**WRITTEN REQUEST**
Copy every line of the data in which the word "title" occurs.
_ _ _ _ _ _ _
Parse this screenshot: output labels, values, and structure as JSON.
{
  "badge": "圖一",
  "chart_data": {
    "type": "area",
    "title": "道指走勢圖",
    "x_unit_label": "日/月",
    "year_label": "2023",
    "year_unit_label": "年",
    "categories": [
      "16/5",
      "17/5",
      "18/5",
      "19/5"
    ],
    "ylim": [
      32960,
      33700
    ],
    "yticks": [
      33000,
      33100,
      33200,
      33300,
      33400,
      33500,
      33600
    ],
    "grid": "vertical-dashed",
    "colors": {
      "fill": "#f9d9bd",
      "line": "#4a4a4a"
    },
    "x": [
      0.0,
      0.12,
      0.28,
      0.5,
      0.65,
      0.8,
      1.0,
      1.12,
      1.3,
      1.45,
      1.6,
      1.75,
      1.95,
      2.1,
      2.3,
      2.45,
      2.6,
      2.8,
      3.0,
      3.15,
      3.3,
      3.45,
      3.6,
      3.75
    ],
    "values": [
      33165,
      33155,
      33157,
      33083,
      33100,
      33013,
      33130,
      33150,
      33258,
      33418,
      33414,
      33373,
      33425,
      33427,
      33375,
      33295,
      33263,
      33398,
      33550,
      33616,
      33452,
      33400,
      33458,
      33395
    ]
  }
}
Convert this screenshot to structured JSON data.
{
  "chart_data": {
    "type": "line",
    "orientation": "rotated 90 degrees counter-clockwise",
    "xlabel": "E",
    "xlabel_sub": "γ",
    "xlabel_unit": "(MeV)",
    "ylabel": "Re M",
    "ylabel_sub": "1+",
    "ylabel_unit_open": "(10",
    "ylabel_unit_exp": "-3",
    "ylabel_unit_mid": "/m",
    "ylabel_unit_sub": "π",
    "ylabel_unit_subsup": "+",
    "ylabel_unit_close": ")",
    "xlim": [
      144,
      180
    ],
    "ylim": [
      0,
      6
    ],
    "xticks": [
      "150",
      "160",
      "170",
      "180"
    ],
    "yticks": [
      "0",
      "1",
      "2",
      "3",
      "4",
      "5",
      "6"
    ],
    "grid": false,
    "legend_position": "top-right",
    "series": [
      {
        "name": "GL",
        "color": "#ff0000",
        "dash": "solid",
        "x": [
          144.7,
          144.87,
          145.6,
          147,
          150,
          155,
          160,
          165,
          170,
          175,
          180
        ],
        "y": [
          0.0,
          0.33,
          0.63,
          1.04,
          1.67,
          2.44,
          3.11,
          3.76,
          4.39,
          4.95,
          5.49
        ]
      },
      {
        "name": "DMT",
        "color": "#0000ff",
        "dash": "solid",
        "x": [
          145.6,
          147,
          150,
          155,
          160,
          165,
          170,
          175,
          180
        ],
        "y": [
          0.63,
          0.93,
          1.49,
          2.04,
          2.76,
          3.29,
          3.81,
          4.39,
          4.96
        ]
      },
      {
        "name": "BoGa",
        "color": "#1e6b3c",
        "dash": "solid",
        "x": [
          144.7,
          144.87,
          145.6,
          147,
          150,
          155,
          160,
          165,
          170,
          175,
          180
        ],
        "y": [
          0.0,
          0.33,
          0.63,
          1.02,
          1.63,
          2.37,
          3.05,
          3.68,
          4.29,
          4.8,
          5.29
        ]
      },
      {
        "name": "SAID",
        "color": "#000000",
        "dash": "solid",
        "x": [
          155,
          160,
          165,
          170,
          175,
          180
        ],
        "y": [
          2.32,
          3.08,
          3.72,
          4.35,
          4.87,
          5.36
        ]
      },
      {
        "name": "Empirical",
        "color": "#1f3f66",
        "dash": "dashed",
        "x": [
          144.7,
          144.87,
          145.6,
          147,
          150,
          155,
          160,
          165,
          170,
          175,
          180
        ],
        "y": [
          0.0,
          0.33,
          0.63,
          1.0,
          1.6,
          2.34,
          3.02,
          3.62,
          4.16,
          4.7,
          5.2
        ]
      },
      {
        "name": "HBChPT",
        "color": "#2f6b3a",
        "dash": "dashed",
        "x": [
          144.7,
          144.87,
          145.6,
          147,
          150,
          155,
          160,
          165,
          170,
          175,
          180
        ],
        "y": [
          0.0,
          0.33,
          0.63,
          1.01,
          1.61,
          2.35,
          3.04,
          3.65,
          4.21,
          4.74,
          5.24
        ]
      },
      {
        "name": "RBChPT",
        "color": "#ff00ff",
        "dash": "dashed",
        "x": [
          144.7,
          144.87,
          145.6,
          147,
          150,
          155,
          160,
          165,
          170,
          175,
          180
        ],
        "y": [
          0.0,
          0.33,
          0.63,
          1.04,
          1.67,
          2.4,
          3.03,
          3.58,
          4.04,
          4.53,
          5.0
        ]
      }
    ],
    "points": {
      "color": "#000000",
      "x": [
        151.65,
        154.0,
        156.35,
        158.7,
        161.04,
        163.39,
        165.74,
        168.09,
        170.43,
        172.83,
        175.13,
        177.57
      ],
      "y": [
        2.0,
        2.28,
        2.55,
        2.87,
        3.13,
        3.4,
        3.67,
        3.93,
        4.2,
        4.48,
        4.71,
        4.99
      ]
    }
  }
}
_ _ _ _ _ _ _
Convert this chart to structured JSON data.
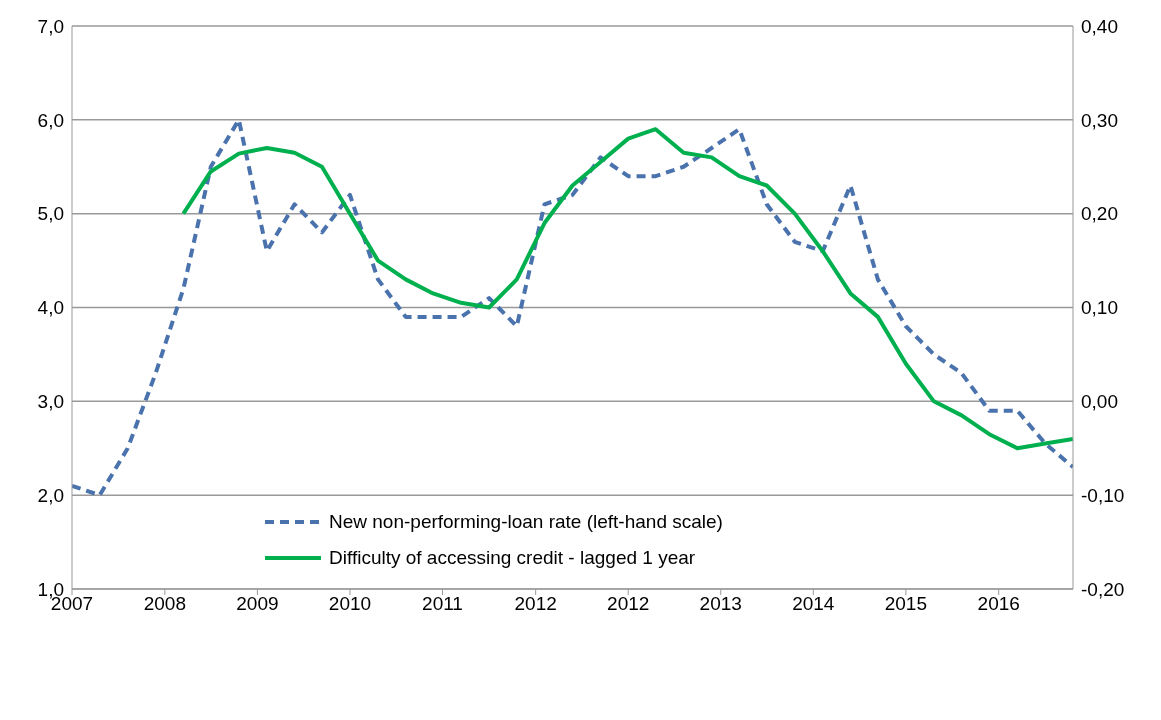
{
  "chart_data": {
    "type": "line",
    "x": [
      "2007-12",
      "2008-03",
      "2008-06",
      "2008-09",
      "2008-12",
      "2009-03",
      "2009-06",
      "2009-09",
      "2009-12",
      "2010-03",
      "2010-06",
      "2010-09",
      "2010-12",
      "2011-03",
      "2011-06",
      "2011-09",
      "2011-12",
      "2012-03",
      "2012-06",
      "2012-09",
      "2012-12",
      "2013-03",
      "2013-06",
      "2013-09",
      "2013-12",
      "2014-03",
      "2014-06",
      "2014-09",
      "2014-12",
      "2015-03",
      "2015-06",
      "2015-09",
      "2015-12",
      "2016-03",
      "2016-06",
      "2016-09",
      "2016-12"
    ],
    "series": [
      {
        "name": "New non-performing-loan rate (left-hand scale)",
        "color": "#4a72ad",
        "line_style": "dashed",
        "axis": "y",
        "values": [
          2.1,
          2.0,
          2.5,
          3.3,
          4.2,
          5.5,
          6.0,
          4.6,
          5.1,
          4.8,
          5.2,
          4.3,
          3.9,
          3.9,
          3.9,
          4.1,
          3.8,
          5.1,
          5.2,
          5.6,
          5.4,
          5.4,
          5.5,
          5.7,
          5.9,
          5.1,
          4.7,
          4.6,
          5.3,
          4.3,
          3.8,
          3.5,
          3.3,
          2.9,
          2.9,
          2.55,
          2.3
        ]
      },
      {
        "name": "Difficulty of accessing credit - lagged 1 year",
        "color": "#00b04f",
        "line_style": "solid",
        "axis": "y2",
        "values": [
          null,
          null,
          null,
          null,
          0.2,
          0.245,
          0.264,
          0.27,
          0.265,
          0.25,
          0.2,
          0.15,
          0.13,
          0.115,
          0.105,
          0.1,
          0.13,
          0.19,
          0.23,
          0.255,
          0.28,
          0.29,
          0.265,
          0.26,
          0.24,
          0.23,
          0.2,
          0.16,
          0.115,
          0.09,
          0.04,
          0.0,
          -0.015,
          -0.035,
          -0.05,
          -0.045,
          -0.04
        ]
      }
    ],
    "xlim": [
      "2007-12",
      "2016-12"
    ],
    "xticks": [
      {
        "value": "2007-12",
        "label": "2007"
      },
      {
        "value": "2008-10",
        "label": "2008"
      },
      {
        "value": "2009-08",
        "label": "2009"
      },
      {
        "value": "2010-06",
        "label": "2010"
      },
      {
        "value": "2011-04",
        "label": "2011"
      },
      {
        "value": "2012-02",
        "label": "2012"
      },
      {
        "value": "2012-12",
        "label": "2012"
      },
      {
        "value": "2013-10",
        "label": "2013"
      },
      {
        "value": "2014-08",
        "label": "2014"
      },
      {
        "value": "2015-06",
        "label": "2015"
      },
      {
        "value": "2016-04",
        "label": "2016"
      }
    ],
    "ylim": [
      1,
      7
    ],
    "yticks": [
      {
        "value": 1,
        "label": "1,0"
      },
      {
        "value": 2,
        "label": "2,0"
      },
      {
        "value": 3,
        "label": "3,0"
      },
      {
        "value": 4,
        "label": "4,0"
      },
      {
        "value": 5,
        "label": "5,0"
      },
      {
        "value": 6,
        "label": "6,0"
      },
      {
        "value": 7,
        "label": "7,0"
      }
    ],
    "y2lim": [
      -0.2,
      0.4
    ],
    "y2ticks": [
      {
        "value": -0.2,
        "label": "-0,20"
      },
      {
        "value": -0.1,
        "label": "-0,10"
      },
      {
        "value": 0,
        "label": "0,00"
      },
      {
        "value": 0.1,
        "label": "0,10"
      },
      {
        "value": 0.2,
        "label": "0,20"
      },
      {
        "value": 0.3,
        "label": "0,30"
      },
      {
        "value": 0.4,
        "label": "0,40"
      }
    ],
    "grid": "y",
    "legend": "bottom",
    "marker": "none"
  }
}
_ _ _ _ _ _ _
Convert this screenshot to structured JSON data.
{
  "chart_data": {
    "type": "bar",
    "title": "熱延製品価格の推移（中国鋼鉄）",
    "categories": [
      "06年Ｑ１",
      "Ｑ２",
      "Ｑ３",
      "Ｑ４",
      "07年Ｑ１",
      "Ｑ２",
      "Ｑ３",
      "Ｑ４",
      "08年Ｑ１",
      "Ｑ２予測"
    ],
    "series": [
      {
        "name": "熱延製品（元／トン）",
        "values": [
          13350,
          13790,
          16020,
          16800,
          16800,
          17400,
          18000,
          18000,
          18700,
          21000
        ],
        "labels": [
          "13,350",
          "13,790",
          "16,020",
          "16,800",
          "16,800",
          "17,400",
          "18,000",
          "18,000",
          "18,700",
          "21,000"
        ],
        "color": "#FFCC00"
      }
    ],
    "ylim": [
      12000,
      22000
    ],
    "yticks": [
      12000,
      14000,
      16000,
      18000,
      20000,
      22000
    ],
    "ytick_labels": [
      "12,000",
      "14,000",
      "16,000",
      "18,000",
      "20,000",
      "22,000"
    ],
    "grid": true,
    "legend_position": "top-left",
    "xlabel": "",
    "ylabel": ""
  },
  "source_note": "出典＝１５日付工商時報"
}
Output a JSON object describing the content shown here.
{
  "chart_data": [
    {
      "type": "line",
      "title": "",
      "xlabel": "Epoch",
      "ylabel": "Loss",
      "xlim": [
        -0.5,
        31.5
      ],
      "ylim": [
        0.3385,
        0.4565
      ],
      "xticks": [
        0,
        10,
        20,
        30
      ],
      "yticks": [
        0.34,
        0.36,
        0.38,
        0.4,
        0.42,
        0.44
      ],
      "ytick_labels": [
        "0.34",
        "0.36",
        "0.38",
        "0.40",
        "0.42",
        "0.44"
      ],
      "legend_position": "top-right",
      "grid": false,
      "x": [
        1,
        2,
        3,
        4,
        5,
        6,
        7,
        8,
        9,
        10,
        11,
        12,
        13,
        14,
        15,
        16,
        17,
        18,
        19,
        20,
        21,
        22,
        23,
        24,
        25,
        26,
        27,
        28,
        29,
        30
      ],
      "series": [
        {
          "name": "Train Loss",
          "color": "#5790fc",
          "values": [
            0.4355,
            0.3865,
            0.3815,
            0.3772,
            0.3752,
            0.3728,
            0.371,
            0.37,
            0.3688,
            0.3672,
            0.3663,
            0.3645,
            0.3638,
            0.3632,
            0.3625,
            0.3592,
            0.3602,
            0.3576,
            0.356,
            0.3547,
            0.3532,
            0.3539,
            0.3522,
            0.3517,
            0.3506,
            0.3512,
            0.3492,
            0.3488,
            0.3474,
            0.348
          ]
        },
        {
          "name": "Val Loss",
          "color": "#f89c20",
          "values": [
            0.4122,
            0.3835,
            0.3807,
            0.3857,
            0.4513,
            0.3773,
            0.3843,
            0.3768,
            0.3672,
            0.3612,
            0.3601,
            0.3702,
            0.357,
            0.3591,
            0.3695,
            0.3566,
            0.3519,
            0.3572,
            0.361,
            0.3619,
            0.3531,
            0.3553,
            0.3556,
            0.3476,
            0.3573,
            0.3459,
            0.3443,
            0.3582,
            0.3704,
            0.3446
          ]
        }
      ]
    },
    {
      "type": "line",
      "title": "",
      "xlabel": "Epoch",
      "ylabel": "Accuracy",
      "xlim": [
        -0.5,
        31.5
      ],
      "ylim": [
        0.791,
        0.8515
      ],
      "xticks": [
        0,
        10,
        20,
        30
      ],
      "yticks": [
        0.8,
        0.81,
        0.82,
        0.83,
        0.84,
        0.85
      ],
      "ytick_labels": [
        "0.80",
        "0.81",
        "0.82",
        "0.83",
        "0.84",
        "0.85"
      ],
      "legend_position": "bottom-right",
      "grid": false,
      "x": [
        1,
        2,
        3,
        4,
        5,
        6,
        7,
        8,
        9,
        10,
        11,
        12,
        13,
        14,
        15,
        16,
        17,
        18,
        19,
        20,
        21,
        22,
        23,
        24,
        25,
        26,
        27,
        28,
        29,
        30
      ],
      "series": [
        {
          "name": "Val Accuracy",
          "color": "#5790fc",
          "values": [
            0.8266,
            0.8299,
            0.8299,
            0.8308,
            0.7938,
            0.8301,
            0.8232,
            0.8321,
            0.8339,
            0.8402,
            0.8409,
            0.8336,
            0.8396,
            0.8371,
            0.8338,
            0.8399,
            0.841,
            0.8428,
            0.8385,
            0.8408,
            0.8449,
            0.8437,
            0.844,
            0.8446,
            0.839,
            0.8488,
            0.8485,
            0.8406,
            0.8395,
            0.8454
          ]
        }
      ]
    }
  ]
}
_ _ _ _ _ _ _
**FULL OUTPUT**
    "title": "道指走勢圖",
    "title": "熱延製品価格の推移（中国鋼鉄）",
      "title": "",
      "title": "",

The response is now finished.